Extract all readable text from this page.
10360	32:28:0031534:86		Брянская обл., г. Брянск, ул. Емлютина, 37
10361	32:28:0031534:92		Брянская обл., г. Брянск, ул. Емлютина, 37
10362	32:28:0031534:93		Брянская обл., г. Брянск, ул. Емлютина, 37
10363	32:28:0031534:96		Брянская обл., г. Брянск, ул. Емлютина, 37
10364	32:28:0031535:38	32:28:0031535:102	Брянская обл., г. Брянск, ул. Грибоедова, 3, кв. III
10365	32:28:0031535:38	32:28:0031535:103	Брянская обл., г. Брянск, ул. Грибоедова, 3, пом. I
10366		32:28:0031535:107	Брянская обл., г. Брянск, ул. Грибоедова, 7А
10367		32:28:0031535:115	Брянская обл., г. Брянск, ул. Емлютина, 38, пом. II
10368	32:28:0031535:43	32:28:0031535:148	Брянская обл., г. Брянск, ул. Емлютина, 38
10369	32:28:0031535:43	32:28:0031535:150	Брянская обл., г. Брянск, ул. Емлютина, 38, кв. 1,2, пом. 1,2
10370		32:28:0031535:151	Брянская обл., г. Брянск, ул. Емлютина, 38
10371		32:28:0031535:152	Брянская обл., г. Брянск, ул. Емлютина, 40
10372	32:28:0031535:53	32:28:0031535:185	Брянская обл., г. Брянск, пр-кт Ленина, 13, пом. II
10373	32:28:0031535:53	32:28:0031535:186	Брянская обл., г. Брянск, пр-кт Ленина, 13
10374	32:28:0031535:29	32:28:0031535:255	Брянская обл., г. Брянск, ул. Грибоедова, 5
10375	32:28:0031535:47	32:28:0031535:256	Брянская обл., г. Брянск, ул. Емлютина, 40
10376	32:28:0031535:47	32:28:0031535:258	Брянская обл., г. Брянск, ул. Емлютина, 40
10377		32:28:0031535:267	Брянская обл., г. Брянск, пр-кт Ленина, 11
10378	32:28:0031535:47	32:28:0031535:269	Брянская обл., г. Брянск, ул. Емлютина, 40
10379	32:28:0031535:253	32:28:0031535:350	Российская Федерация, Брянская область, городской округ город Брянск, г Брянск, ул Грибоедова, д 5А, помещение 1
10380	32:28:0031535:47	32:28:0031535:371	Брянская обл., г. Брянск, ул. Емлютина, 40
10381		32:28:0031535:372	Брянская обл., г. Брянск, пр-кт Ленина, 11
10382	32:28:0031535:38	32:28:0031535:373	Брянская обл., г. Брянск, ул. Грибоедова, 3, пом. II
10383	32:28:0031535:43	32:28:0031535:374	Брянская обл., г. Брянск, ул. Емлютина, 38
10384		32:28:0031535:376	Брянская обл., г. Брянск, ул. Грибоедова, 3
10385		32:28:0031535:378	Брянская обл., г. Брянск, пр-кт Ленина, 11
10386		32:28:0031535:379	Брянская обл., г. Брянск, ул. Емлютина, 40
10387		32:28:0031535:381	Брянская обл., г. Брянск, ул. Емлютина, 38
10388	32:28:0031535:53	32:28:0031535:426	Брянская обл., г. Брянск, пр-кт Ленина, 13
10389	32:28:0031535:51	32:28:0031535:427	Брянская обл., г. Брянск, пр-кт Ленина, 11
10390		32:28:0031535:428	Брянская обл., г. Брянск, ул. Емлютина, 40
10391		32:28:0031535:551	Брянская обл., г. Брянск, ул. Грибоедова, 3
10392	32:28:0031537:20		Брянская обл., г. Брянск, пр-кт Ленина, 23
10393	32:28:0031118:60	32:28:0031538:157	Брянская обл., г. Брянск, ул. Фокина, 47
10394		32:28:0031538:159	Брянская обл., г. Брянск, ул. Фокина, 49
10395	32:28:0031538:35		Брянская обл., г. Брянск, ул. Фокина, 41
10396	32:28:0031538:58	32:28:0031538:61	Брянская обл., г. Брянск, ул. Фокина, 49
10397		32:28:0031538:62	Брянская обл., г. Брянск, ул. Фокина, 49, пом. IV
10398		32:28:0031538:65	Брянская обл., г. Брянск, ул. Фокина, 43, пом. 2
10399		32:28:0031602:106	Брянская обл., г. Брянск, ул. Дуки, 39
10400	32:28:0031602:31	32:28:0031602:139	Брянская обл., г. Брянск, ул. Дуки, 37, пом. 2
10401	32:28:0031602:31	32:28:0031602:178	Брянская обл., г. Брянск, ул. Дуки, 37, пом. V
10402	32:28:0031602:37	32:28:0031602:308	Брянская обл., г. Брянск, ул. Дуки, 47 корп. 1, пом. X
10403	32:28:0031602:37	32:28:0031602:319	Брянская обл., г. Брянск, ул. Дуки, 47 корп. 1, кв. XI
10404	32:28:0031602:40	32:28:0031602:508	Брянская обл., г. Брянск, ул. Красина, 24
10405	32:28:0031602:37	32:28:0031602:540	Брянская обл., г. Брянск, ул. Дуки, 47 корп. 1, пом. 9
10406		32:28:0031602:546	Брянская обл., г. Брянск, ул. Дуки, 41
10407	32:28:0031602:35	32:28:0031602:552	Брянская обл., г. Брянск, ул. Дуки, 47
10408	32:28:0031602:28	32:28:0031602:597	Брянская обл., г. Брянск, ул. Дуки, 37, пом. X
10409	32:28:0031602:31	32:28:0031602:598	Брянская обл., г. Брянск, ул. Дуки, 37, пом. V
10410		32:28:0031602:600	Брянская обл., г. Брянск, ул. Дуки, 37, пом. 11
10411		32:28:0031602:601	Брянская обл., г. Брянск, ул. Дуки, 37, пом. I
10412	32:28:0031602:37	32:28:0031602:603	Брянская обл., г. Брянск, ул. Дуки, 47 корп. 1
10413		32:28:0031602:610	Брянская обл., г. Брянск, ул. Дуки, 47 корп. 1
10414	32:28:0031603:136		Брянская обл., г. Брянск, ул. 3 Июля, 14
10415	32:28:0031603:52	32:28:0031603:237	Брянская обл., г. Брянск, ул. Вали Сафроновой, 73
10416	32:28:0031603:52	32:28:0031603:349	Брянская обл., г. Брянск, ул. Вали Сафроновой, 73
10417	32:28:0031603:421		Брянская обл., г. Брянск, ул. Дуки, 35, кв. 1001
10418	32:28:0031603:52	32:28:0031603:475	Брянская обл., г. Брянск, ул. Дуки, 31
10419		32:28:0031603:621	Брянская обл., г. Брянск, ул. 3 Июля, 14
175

▬▬▬

Task brief »
Copy out the full listing exactly.

Solution below »
Extract all readable text from this page.
10360	32:28:0031534:86		Брянская обл., г. Брянск, ул. Емлютина, 37
10361	32:28:0031534:92		Брянская обл., г. Брянск, ул. Емлютина, 37
10362	32:28:0031534:93		Брянская обл., г. Брянск, ул. Емлютина, 37
10363	32:28:0031534:96		Брянская обл., г. Брянск, ул. Емлютина, 37
10364	32:28:0031535:38	32:28:0031535:102	Брянская обл., г. Брянск, ул. Грибоедова, 3, кв. III
10365	32:28:0031535:38	32:28:0031535:103	Брянская обл., г. Брянск, ул. Грибоедова, 3, пом. I
10366		32:28:0031535:107	Брянская обл., г. Брянск, ул. Грибоедова, 7А
10367		32:28:0031535:115	Брянская обл., г. Брянск, ул. Емлютина, 38, пом. II
10368	32:28:0031535:43	32:28:0031535:148	Брянская обл., г. Брянск, ул. Емлютина, 38
10369	32:28:0031535:43	32:28:0031535:150	Брянская обл., г. Брянск, ул. Емлютина, 38, кв. 1,2, пом. 1,2
10370		32:28:0031535:151	Брянская обл., г. Брянск, ул. Емлютина, 38
10371		32:28:0031535:152	Брянская обл., г. Брянск, ул. Емлютина, 40
10372	32:28:0031535:53	32:28:0031535:185	Брянская обл., г. Брянск, пр-кт Ленина, 13, пом. II
10373	32:28:0031535:53	32:28:0031535:186	Брянская обл., г. Брянск, пр-кт Ленина, 13
10374	32:28:0031535:29	32:28:0031535:255	Брянская обл., г. Брянск, ул. Грибоедова, 5
10375	32:28:0031535:47	32:28:0031535:256	Брянская обл., г. Брянск, ул. Емлютина, 40
10376	32:28:0031535:47	32:28:0031535:258	Брянская обл., г. Брянск, ул. Емлютина, 40
10377		32:28:0031535:267	Брянская обл., г. Брянск, пр-кт Ленина, 11
10378	32:28:0031535:47	32:28:0031535:269	Брянская обл., г. Брянск, ул. Емлютина, 40
10379	32:28:0031535:253	32:28:0031535:350	Российская Федерация, Брянская область, городской округ город Брянск, г Брянск, ул Грибоедова, д 5А, помещение 1
10380	32:28:0031535:47	32:28:0031535:371	Брянская обл., г. Брянск, ул. Емлютина, 40
10381		32:28:0031535:372	Брянская обл., г. Брянск, пр-кт Ленина, 11
10382	32:28:0031535:38	32:28:0031535:373	Брянская обл., г. Брянск, ул. Грибоедова, 3, пом. II
10383	32:28:0031535:43	32:28:0031535:374	Брянская обл., г. Брянск, ул. Емлютина, 38
10384		32:28:0031535:376	Брянская обл., г. Брянск, ул. Грибоедова, 3
10385		32:28:0031535:378	Брянская обл., г. Брянск, пр-кт Ленина, 11
10386		32:28:0031535:379	Брянская обл., г. Брянск, ул. Емлютина, 40
10387		32:28:0031535:381	Брянская обл., г. Брянск, ул. Емлютина, 38
10388	32:28:0031535:53	32:28:0031535:426	Брянская обл., г. Брянск, пр-кт Ленина, 13
10389	32:28:0031535:51	32:28:0031535:427	Брянская обл., г. Брянск, пр-кт Ленина, 11
10390		32:28:0031535:428	Брянская обл., г. Брянск, ул. Емлютина, 40
10391		32:28:0031535:551	Брянская обл., г. Брянск, ул. Грибоедова, 3
10392	32:28:0031537:20		Брянская обл., г. Брянск, пр-кт Ленина, 23
10393	32:28:0031118:60	32:28:0031538:157	Брянская обл., г. Брянск, ул. Фокина, 47
10394		32:28:0031538:159	Брянская обл., г. Брянск, ул. Фокина, 49
10395	32:28:0031538:35		Брянская обл., г. Брянск, ул. Фокина, 41
10396	32:28:0031538:58	32:28:0031538:61	Брянская обл., г. Брянск, ул. Фокина, 49
10397		32:28:0031538:62	Брянская обл., г. Брянск, ул. Фокина, 49, пом. IV
10398		32:28:0031538:65	Брянская обл., г. Брянск, ул. Фокина, 43, пом. 2
10399		32:28:0031602:106	Брянская обл., г. Брянск, ул. Дуки, 39
10400	32:28:0031602:31	32:28:0031602:139	Брянская обл., г. Брянск, ул. Дуки, 37, пом. 2
10401	32:28:0031602:31	32:28:0031602:178	Брянская обл., г. Брянск, ул. Дуки, 37, пом. V
10402	32:28:0031602:37	32:28:0031602:308	Брянская обл., г. Брянск, ул. Дуки, 47 корп. 1, пом. X
10403	32:28:0031602:37	32:28:0031602:319	Брянская обл., г. Брянск, ул. Дуки, 47 корп. 1, кв. XI
10404	32:28:0031602:40	32:28:0031602:508	Брянская обл., г. Брянск, ул. Красина, 24
10405	32:28:0031602:37	32:28:0031602:540	Брянская обл., г. Брянск, ул. Дуки, 47 корп. 1, пом. 9
10406		32:28:0031602:546	Брянская обл., г. Брянск, ул. Дуки, 41
10407	32:28:0031602:35	32:28:0031602:552	Брянская обл., г. Брянск, ул. Дуки, 47
10408	32:28:0031602:28	32:28:0031602:597	Брянская обл., г. Брянск, ул. Дуки, 37, пом. X
10409	32:28:0031602:31	32:28:0031602:598	Брянская обл., г. Брянск, ул. Дуки, 37, пом. V
10410		32:28:0031602:600	Брянская обл., г. Брянск, ул. Дуки, 37, пом. 11
10411		32:28:0031602:601	Брянская обл., г. Брянск, ул. Дуки, 37, пом. I
10412	32:28:0031602:37	32:28:0031602:603	Брянская обл., г. Брянск, ул. Дуки, 47 корп. 1
10413		32:28:0031602:610	Брянская обл., г. Брянск, ул. Дуки, 47 корп. 1
10414	32:28:0031603:136		Брянская обл., г. Брянск, ул. 3 Июля, 14
10415	32:28:0031603:52	32:28:0031603:237	Брянская обл., г. Брянск, ул. Вали Сафроновой, 73
10416	32:28:0031603:52	32:28:0031603:349	Брянская обл., г. Брянск, ул. Вали Сафроновой, 73
10417	32:28:0031603:421		Брянская обл., г. Брянск, ул. Дуки, 35, кв. 1001
10418	32:28:0031603:52	32:28:0031603:475	Брянская обл., г. Брянск, ул. Дуки, 31
10419		32:28:0031603:621	Брянская обл., г. Брянск, ул. 3 Июля, 14
175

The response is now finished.